+++ Listing +++
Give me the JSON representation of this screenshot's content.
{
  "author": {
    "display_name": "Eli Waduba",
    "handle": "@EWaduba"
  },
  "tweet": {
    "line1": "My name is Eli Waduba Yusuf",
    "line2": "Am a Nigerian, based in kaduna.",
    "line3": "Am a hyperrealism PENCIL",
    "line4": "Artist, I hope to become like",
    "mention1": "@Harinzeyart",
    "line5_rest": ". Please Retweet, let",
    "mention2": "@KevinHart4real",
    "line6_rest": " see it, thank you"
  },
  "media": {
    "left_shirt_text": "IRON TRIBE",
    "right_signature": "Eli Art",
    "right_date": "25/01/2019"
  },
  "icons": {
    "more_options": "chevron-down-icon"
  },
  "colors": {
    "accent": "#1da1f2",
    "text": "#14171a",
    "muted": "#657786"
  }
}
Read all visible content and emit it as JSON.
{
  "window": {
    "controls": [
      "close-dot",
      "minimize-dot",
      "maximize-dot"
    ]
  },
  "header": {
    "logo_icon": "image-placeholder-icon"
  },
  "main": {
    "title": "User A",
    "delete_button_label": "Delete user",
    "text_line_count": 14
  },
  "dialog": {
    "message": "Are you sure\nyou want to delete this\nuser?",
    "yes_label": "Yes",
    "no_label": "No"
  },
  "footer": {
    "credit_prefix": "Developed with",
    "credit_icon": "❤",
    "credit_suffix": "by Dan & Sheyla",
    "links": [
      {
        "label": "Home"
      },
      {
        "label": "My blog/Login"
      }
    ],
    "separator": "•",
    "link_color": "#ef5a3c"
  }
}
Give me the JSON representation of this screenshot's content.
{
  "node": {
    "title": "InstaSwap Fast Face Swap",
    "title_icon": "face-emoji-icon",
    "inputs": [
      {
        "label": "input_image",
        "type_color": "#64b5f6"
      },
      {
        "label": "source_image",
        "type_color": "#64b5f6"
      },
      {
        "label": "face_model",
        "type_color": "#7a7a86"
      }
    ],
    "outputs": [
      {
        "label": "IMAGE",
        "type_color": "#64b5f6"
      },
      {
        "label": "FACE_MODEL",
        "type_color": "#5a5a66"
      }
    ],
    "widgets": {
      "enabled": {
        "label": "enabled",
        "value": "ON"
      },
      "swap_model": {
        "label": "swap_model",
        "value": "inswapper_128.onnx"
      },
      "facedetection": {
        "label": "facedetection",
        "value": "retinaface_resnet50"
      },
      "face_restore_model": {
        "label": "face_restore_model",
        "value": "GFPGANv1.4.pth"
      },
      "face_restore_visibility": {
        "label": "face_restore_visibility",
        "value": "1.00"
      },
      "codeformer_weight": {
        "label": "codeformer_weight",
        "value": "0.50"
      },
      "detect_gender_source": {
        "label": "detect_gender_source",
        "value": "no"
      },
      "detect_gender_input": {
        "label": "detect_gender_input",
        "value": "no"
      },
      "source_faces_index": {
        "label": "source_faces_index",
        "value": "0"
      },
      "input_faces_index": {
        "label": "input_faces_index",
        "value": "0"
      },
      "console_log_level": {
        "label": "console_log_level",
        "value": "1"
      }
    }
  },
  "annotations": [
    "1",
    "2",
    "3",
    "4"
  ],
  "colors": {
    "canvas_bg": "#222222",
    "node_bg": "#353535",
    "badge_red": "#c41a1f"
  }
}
+++
## What you are asked to do
Your task is to repeat the data exactly; please include every line.

## Finished answer
Give me the JSON representation of this screenshot's content.
{
  "author": {
    "display_name": "Eli Waduba",
    "handle": "@EWaduba"
  },
  "tweet": {
    "line1": "My name is Eli Waduba Yusuf",
    "line2": "Am a Nigerian, based in kaduna.",
    "line3": "Am a hyperrealism PENCIL",
    "line4": "Artist, I hope to become like",
    "mention1": "@Harinzeyart",
    "line5_rest": ". Please Retweet, let",
    "mention2": "@KevinHart4real",
    "line6_rest": " see it, thank you"
  },
  "media": {
    "left_shirt_text": "IRON TRIBE",
    "right_signature": "Eli Art",
    "right_date": "25/01/2019"
  },
  "icons": {
    "more_options": "chevron-down-icon"
  },
  "colors": {
    "accent": "#1da1f2",
    "text": "#14171a",
    "muted": "#657786"
  }
}
Read all visible content and emit it as JSON.
{
  "window": {
    "controls": [
      "close-dot",
      "minimize-dot",
      "maximize-dot"
    ]
  },
  "header": {
    "logo_icon": "image-placeholder-icon"
  },
  "main": {
    "title": "User A",
    "delete_button_label": "Delete user",
    "text_line_count": 14
  },
  "dialog": {
    "message": "Are you sure\nyou want to delete this\nuser?",
    "yes_label": "Yes",
    "no_label": "No"
  },
  "footer": {
    "credit_prefix": "Developed with",
    "credit_icon": "❤",
    "credit_suffix": "by Dan & Sheyla",
    "links": [
      {
        "label": "Home"
      },
      {
        "label": "My blog/Login"
      }
    ],
    "separator": "•",
    "link_color": "#ef5a3c"
  }
}
Give me the JSON representation of this screenshot's content.
{
  "node": {
    "title": "InstaSwap Fast Face Swap",
    "title_icon": "face-emoji-icon",
    "inputs": [
      {
        "label": "input_image",
        "type_color": "#64b5f6"
      },
      {
        "label": "source_image",
        "type_color": "#64b5f6"
      },
      {
        "label": "face_model",
        "type_color": "#7a7a86"
      }
    ],
    "outputs": [
      {
        "label": "IMAGE",
        "type_color": "#64b5f6"
      },
      {
        "label": "FACE_MODEL",
        "type_color": "#5a5a66"
      }
    ],
    "widgets": {
      "enabled": {
        "label": "enabled",
        "value": "ON"
      },
      "swap_model": {
        "label": "swap_model",
        "value": "inswapper_128.onnx"
      },
      "facedetection": {
        "label": "facedetection",
        "value": "retinaface_resnet50"
      },
      "face_restore_model": {
        "label": "face_restore_model",
        "value": "GFPGANv1.4.pth"
      },
      "face_restore_visibility": {
        "label": "face_restore_visibility",
        "value": "1.00"
      },
      "codeformer_weight": {
        "label": "codeformer_weight",
        "value": "0.50"
      },
      "detect_gender_source": {
        "label": "detect_gender_source",
        "value": "no"
      },
      "detect_gender_input": {
        "label": "detect_gender_input",
        "value": "no"
      },
      "source_faces_index": {
        "label": "source_faces_index",
        "value": "0"
      },
      "input_faces_index": {
        "label": "input_faces_index",
        "value": "0"
      },
      "console_log_level": {
        "label": "console_log_level",
        "value": "1"
      }
    }
  },
  "annotations": [
    "1",
    "2",
    "3",
    "4"
  ],
  "colors": {
    "canvas_bg": "#222222",
    "node_bg": "#353535",
    "badge_red": "#c41a1f"
  }
}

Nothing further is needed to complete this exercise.